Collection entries
%%

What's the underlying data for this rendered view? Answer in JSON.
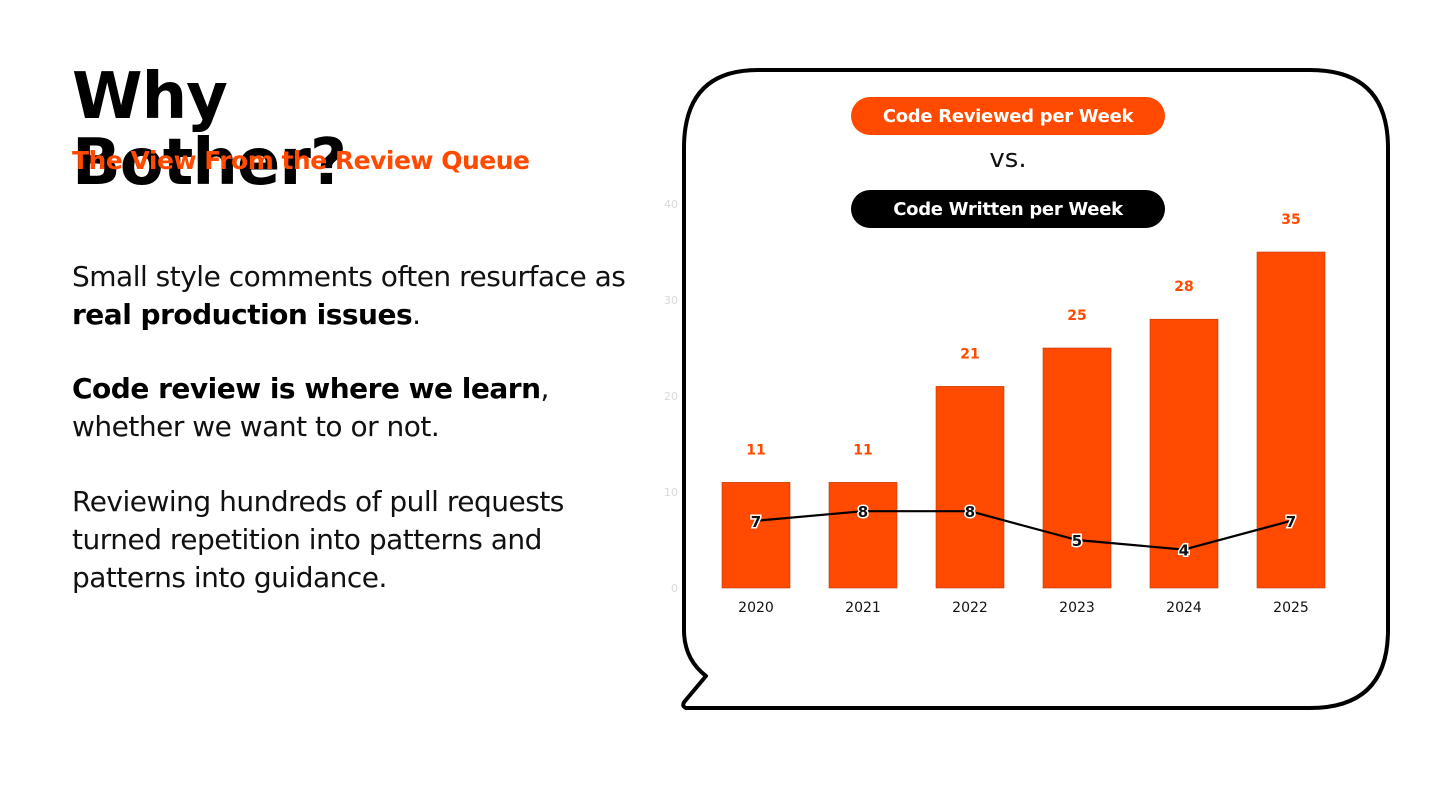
{
  "slide": {
    "title_line1": "Why",
    "title_line2": "Bother?",
    "subtitle": "The View From the Review Queue",
    "para1": {
      "text": "Small style comments often resurface as ",
      "bold": "real production issues",
      "tail": "."
    },
    "para2": {
      "bold": "Code review is where we learn",
      "text": ", whether we want to or not."
    },
    "para3": {
      "text": "Reviewing hundreds of pull requests turned repetition into patterns and patterns into guidance."
    },
    "legend": {
      "reviewed_label": "Code Reviewed per Week",
      "vs": "vs.",
      "written_label": "Code Written per Week"
    }
  },
  "colors": {
    "accent": "#ff4a00",
    "dark": "#000000",
    "bg": "#ffffff"
  },
  "chart_data": {
    "type": "bar",
    "categories": [
      "2020",
      "2021",
      "2022",
      "2023",
      "2024",
      "2025"
    ],
    "series": [
      {
        "type": "bar",
        "values": [
          11,
          11,
          21,
          25,
          28,
          35
        ],
        "color": "#ff4a00"
      },
      {
        "type": "line",
        "values": [
          7,
          8,
          8,
          5,
          4,
          7
        ],
        "color": "#000000"
      }
    ],
    "yticks": [
      0,
      10,
      20,
      30,
      40
    ],
    "ylim": [
      0,
      40
    ],
    "grid": false,
    "legend": "top"
  }
}
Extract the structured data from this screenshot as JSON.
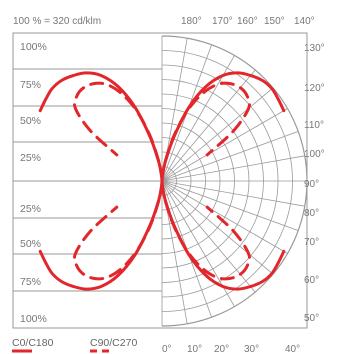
{
  "chart_data": {
    "type": "polar",
    "title": "100 % = 320 cd/klm",
    "top_angle_labels": [
      "180°",
      "170°",
      "160°",
      "150°",
      "140°"
    ],
    "right_angle_labels": [
      "130°",
      "120°",
      "110°",
      "100°",
      "90°",
      "80°",
      "70°",
      "60°",
      "50°"
    ],
    "bottom_angle_labels": [
      "0°",
      "10°",
      "20°",
      "30°",
      "40°"
    ],
    "intensity_labels_upper": [
      "100%",
      "75%",
      "50%",
      "25%"
    ],
    "intensity_labels_lower": [
      "25%",
      "50%",
      "75%",
      "100%"
    ],
    "intensity_range_percent": [
      0,
      100
    ],
    "grid": true,
    "legend_position": "bottom-left",
    "series": [
      {
        "name": "C0/C180",
        "style": "solid",
        "color": "#e3262b",
        "angles_deg": [
          0,
          5,
          10,
          15,
          20,
          25,
          30,
          35,
          40,
          45,
          50,
          55,
          60
        ],
        "intensity_percent": [
          0,
          4,
          14,
          31,
          54,
          72,
          84,
          91,
          95,
          98,
          99,
          98,
          97
        ]
      },
      {
        "name": "C90/C270",
        "style": "dashed",
        "color": "#e3262b",
        "angles_deg": [
          0,
          5,
          10,
          15,
          20,
          25,
          30,
          35,
          40,
          45,
          50,
          55,
          60
        ],
        "intensity_percent": [
          0,
          4,
          15,
          33,
          52,
          67,
          77,
          82,
          84,
          83,
          78,
          60,
          36
        ]
      }
    ]
  }
}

%%

TASK GOAL:
Every entry above is to be set down exactly; the pictures are to be left out.

RESULT FOR THIS TASK:
What's the underlying data for this rendered view? Answer in JSON.
{
  "slide": {
    "title_line1": "Why",
    "title_line2": "Bother?",
    "subtitle": "The View From the Review Queue",
    "para1": {
      "text": "Small style comments often resurface as ",
      "bold": "real production issues",
      "tail": "."
    },
    "para2": {
      "bold": "Code review is where we learn",
      "text": ", whether we want to or not."
    },
    "para3": {
      "text": "Reviewing hundreds of pull requests turned repetition into patterns and patterns into guidance."
    },
    "legend": {
      "reviewed_label": "Code Reviewed per Week",
      "vs": "vs.",
      "written_label": "Code Written per Week"
    }
  },
  "colors": {
    "accent": "#ff4a00",
    "dark": "#000000",
    "bg": "#ffffff"
  },
  "chart_data": {
    "type": "bar",
    "categories": [
      "2020",
      "2021",
      "2022",
      "2023",
      "2024",
      "2025"
    ],
    "series": [
      {
        "type": "bar",
        "values": [
          11,
          11,
          21,
          25,
          28,
          35
        ],
        "color": "#ff4a00"
      },
      {
        "type": "line",
        "values": [
          7,
          8,
          8,
          5,
          4,
          7
        ],
        "color": "#000000"
      }
    ],
    "yticks": [
      0,
      10,
      20,
      30,
      40
    ],
    "ylim": [
      0,
      40
    ],
    "grid": false,
    "legend": "top"
  }
}
Extract the structured data from this screenshot as JSON.
{
  "chart_data": {
    "type": "polar",
    "title": "100 % = 320 cd/klm",
    "top_angle_labels": [
      "180°",
      "170°",
      "160°",
      "150°",
      "140°"
    ],
    "right_angle_labels": [
      "130°",
      "120°",
      "110°",
      "100°",
      "90°",
      "80°",
      "70°",
      "60°",
      "50°"
    ],
    "bottom_angle_labels": [
      "0°",
      "10°",
      "20°",
      "30°",
      "40°"
    ],
    "intensity_labels_upper": [
      "100%",
      "75%",
      "50%",
      "25%"
    ],
    "intensity_labels_lower": [
      "25%",
      "50%",
      "75%",
      "100%"
    ],
    "intensity_range_percent": [
      0,
      100
    ],
    "grid": true,
    "legend_position": "bottom-left",
    "series": [
      {
        "name": "C0/C180",
        "style": "solid",
        "color": "#e3262b",
        "angles_deg": [
          0,
          5,
          10,
          15,
          20,
          25,
          30,
          35,
          40,
          45,
          50,
          55,
          60
        ],
        "intensity_percent": [
          0,
          4,
          14,
          31,
          54,
          72,
          84,
          91,
          95,
          98,
          99,
          98,
          97
        ]
      },
      {
        "name": "C90/C270",
        "style": "dashed",
        "color": "#e3262b",
        "angles_deg": [
          0,
          5,
          10,
          15,
          20,
          25,
          30,
          35,
          40,
          45,
          50,
          55,
          60
        ],
        "intensity_percent": [
          0,
          4,
          15,
          33,
          52,
          67,
          77,
          82,
          84,
          83,
          78,
          60,
          36
        ]
      }
    ]
  }
}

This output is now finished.